*Requirements*:
Print all the data, keeping every line exactly as it is.

##############################

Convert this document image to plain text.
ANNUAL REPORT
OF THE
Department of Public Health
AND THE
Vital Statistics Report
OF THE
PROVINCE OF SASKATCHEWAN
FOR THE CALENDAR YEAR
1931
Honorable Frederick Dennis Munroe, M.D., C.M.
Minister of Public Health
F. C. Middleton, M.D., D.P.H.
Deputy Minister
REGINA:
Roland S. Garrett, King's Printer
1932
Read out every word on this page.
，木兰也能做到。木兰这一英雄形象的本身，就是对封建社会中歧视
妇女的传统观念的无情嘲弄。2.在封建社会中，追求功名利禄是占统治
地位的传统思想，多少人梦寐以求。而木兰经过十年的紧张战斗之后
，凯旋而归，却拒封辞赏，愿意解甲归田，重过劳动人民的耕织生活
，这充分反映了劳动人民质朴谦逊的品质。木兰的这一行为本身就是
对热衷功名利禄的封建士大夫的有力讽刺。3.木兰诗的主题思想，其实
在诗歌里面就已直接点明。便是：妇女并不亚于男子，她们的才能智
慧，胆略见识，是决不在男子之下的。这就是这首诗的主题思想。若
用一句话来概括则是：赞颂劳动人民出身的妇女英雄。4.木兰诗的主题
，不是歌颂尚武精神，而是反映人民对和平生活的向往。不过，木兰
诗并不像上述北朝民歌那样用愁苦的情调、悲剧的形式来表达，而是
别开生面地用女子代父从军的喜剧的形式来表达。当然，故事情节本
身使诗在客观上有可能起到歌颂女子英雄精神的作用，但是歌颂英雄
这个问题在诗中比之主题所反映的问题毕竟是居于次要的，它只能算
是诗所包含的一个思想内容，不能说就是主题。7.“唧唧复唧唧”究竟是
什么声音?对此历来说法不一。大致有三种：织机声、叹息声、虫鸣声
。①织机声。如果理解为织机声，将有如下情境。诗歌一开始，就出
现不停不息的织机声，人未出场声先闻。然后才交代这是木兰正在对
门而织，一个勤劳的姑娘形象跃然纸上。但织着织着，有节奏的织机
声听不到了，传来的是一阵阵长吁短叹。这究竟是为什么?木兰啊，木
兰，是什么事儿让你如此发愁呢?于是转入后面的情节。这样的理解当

##############################

*Result*:
Convert this document image to plain text.
ANNUAL REPORT
OF THE
Department of Public Health
AND THE
Vital Statistics Report
OF THE
PROVINCE OF SASKATCHEWAN
FOR THE CALENDAR YEAR
1931
Honorable Frederick Dennis Munroe, M.D., C.M.
Minister of Public Health
F. C. Middleton, M.D., D.P.H.
Deputy Minister
REGINA:
Roland S. Garrett, King's Printer
1932
Read out every word on this page.
，木兰也能做到。木兰这一英雄形象的本身，就是对封建社会中歧视
妇女的传统观念的无情嘲弄。2.在封建社会中，追求功名利禄是占统治
地位的传统思想，多少人梦寐以求。而木兰经过十年的紧张战斗之后
，凯旋而归，却拒封辞赏，愿意解甲归田，重过劳动人民的耕织生活
，这充分反映了劳动人民质朴谦逊的品质。木兰的这一行为本身就是
对热衷功名利禄的封建士大夫的有力讽刺。3.木兰诗的主题思想，其实
在诗歌里面就已直接点明。便是：妇女并不亚于男子，她们的才能智
慧，胆略见识，是决不在男子之下的。这就是这首诗的主题思想。若
用一句话来概括则是：赞颂劳动人民出身的妇女英雄。4.木兰诗的主题
，不是歌颂尚武精神，而是反映人民对和平生活的向往。不过，木兰
诗并不像上述北朝民歌那样用愁苦的情调、悲剧的形式来表达，而是
别开生面地用女子代父从军的喜剧的形式来表达。当然，故事情节本
身使诗在客观上有可能起到歌颂女子英雄精神的作用，但是歌颂英雄
这个问题在诗中比之主题所反映的问题毕竟是居于次要的，它只能算
是诗所包含的一个思想内容，不能说就是主题。7.“唧唧复唧唧”究竟是
什么声音?对此历来说法不一。大致有三种：织机声、叹息声、虫鸣声
。①织机声。如果理解为织机声，将有如下情境。诗歌一开始，就出
现不停不息的织机声，人未出场声先闻。然后才交代这是木兰正在对
门而织，一个勤劳的姑娘形象跃然纸上。但织着织着，有节奏的织机
声听不到了，传来的是一阵阵长吁短叹。这究竟是为什么?木兰啊，木
兰，是什么事儿让你如此发愁呢?于是转入后面的情节。这样的理解当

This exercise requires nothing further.